(What is asked)
Check each line of the material below for "PACIFIC", then copy the ones that contain it.

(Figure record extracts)
####

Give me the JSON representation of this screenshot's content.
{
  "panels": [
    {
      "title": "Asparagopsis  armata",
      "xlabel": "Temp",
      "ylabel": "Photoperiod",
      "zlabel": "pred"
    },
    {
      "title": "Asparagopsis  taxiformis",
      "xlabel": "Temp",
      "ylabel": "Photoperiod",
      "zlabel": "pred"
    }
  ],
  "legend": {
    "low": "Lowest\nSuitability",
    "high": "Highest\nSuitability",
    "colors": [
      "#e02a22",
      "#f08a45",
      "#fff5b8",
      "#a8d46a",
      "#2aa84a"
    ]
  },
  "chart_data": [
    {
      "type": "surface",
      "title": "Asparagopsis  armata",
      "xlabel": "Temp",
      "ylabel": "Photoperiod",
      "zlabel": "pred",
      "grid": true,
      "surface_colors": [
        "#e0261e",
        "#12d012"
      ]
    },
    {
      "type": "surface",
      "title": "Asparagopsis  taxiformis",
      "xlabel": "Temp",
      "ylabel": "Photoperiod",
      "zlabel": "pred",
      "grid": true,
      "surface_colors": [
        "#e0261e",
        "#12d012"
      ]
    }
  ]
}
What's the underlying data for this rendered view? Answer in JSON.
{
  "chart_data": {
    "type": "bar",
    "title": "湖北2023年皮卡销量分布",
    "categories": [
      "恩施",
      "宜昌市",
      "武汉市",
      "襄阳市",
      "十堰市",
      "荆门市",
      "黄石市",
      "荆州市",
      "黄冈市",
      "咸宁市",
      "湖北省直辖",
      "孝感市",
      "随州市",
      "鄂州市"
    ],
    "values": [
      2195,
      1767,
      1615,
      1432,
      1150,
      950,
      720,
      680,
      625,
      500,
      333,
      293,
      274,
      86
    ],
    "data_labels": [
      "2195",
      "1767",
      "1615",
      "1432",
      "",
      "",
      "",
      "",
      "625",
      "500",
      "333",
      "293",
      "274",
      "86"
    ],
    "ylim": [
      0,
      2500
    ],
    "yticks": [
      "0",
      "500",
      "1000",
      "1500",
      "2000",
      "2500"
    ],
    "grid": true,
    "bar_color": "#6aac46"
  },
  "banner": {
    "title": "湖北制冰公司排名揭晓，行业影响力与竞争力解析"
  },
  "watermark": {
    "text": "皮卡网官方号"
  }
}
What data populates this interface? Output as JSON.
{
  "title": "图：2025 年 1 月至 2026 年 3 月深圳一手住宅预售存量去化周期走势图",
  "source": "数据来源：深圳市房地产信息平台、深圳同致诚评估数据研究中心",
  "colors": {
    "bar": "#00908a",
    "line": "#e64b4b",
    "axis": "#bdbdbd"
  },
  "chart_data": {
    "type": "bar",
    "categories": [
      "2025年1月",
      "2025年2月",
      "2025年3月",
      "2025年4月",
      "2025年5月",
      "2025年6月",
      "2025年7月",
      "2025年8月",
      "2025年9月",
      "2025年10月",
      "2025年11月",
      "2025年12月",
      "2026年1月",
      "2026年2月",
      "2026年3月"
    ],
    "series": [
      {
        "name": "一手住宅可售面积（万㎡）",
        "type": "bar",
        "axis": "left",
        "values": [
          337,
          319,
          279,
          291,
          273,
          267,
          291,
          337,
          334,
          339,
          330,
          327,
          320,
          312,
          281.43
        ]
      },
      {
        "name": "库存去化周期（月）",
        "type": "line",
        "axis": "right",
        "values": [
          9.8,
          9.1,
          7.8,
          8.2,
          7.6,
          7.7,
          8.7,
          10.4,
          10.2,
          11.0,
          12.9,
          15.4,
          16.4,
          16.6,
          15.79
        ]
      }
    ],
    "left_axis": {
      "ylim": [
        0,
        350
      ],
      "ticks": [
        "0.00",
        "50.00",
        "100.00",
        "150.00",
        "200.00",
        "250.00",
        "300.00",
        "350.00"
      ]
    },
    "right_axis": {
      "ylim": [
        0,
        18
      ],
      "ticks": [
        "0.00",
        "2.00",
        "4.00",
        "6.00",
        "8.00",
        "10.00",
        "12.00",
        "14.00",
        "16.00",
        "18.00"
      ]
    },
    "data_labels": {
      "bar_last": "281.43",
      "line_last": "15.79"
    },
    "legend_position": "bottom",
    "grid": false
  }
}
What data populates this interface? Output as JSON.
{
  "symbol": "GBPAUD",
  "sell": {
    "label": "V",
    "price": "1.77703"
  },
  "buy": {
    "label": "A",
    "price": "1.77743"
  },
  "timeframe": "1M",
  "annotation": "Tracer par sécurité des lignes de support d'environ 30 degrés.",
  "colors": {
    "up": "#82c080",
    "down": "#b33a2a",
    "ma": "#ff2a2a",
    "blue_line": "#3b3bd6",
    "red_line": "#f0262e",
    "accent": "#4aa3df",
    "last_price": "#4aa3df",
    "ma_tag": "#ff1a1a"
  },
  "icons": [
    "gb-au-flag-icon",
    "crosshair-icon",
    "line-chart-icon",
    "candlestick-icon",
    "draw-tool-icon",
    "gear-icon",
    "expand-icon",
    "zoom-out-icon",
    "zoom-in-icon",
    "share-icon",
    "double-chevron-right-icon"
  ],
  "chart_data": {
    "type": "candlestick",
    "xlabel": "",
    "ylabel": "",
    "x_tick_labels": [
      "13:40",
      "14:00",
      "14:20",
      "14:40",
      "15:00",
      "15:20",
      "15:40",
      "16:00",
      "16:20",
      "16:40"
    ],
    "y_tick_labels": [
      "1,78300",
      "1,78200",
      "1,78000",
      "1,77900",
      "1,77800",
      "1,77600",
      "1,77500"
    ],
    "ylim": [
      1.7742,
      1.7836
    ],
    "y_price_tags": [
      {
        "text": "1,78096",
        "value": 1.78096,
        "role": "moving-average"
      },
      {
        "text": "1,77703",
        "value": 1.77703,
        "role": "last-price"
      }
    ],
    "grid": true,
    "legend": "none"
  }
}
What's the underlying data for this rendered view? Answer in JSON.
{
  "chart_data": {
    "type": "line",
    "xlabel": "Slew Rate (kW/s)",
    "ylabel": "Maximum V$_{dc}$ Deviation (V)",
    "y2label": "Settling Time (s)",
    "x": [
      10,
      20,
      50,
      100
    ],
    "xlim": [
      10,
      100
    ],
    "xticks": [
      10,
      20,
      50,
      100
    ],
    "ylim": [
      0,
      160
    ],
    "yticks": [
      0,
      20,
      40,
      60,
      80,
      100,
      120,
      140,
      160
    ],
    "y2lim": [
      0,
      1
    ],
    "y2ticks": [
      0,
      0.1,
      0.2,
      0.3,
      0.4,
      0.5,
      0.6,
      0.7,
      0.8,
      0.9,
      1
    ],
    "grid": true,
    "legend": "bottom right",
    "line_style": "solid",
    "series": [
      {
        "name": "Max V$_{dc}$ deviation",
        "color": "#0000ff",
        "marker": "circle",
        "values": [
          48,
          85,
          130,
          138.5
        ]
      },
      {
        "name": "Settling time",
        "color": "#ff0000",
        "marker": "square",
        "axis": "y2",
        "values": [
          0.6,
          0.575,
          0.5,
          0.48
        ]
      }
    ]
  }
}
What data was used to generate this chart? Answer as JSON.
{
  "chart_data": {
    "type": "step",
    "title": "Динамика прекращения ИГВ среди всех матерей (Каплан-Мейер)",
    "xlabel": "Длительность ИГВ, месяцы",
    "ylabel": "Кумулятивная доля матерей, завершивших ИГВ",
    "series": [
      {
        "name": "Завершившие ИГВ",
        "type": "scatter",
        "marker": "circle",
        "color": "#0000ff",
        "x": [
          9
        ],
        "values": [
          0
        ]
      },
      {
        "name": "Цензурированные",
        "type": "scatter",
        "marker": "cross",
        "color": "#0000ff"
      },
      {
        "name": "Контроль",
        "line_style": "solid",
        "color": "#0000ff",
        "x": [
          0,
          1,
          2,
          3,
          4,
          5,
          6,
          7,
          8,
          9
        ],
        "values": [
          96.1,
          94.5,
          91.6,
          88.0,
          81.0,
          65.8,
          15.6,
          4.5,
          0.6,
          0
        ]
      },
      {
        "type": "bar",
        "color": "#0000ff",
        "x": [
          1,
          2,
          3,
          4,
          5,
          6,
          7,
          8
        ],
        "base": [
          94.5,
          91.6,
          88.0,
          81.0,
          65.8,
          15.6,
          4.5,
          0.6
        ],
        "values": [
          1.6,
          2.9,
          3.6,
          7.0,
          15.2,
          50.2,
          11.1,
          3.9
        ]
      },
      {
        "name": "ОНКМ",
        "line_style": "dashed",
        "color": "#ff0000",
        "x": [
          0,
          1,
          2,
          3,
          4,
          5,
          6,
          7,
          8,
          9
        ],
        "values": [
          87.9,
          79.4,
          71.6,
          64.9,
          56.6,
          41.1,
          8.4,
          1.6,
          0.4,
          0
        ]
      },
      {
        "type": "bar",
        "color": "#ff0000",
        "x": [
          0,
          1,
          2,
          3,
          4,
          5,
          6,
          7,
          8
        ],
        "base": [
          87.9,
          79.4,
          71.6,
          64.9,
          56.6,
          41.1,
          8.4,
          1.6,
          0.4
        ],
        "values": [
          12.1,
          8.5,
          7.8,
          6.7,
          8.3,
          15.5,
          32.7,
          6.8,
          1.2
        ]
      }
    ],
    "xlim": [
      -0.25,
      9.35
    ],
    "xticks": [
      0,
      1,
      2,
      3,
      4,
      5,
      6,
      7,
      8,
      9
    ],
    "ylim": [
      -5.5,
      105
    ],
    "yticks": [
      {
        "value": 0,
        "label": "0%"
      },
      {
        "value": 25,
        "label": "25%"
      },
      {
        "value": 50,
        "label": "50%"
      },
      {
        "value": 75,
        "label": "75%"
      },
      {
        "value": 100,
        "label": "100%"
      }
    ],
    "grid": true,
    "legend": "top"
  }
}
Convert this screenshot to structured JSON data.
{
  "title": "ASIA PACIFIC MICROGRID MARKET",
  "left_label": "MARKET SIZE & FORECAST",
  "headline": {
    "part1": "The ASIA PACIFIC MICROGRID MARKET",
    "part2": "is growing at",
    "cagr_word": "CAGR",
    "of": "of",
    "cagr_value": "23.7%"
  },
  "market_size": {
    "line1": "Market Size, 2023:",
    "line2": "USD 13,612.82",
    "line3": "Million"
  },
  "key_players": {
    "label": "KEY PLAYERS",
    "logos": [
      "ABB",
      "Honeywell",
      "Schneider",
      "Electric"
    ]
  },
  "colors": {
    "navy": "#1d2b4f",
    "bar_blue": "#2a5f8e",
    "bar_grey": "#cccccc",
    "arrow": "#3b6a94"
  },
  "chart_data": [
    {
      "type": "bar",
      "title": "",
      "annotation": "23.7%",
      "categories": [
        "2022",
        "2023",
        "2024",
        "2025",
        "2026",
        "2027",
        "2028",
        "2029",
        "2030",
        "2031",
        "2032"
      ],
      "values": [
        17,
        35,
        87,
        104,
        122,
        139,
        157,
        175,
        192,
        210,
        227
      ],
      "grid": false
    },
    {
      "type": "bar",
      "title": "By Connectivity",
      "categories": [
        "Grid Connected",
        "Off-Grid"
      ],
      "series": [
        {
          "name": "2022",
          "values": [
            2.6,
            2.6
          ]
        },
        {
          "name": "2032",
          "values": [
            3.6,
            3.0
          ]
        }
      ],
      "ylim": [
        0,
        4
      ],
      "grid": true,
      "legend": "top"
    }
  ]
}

####

(Final answer)
  "title": "ASIA PACIFIC MICROGRID MARKET",
    "part1": "The ASIA PACIFIC MICROGRID MARKET",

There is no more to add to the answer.